### Given problem
Tally the lines containing the word "color" and give the total alone.

### Data section

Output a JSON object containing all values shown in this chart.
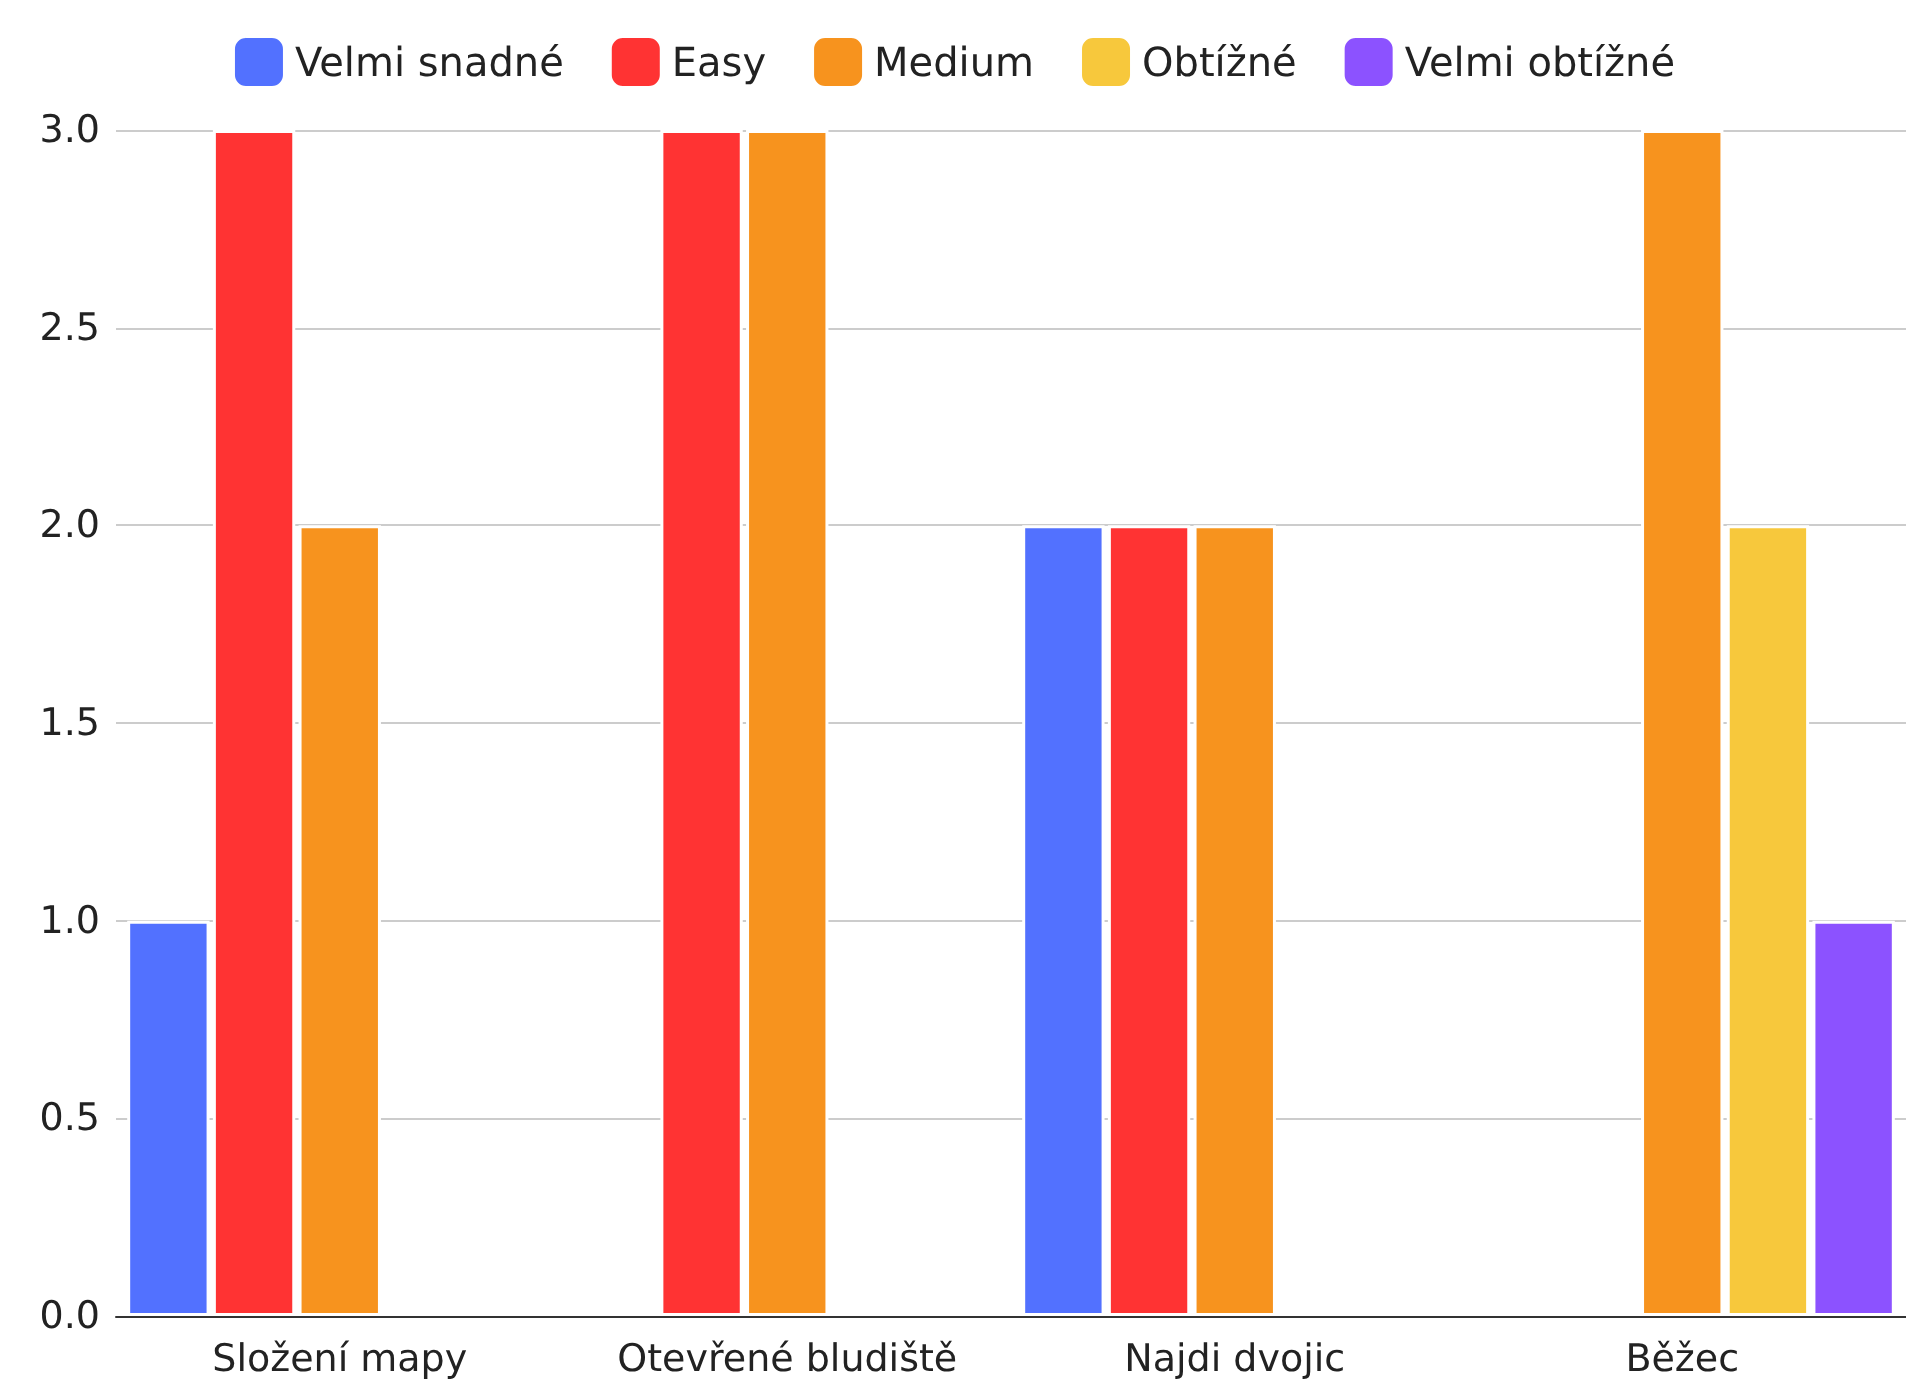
{
  "chart_data": {
    "type": "bar",
    "categories": [
      "Složení mapy",
      "Otevřené bludiště",
      "Najdi dvojic",
      "Běžec"
    ],
    "series": [
      {
        "name": "Velmi snadné",
        "color": "#5271ff",
        "values": [
          1,
          null,
          2,
          null
        ]
      },
      {
        "name": "Easy",
        "color": "#ff3333",
        "values": [
          3,
          3,
          2,
          null
        ]
      },
      {
        "name": "Medium",
        "color": "#f7931e",
        "values": [
          2,
          3,
          2,
          3
        ]
      },
      {
        "name": "Obtížné",
        "color": "#f7c83c",
        "values": [
          null,
          null,
          null,
          2
        ]
      },
      {
        "name": "Velmi obtížné",
        "color": "#8c52ff",
        "values": [
          null,
          null,
          null,
          1
        ]
      }
    ],
    "ylim": [
      0,
      3
    ],
    "yticks": [
      {
        "value": 0,
        "label": "0.0"
      },
      {
        "value": 0.5,
        "label": "0.5"
      },
      {
        "value": 1,
        "label": "1.0"
      },
      {
        "value": 1.5,
        "label": "1.5"
      },
      {
        "value": 2,
        "label": "2.0"
      },
      {
        "value": 2.5,
        "label": "2.5"
      },
      {
        "value": 3,
        "label": "3.0"
      }
    ],
    "grid": "y",
    "legend": "top"
  }
}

### Exercise result
5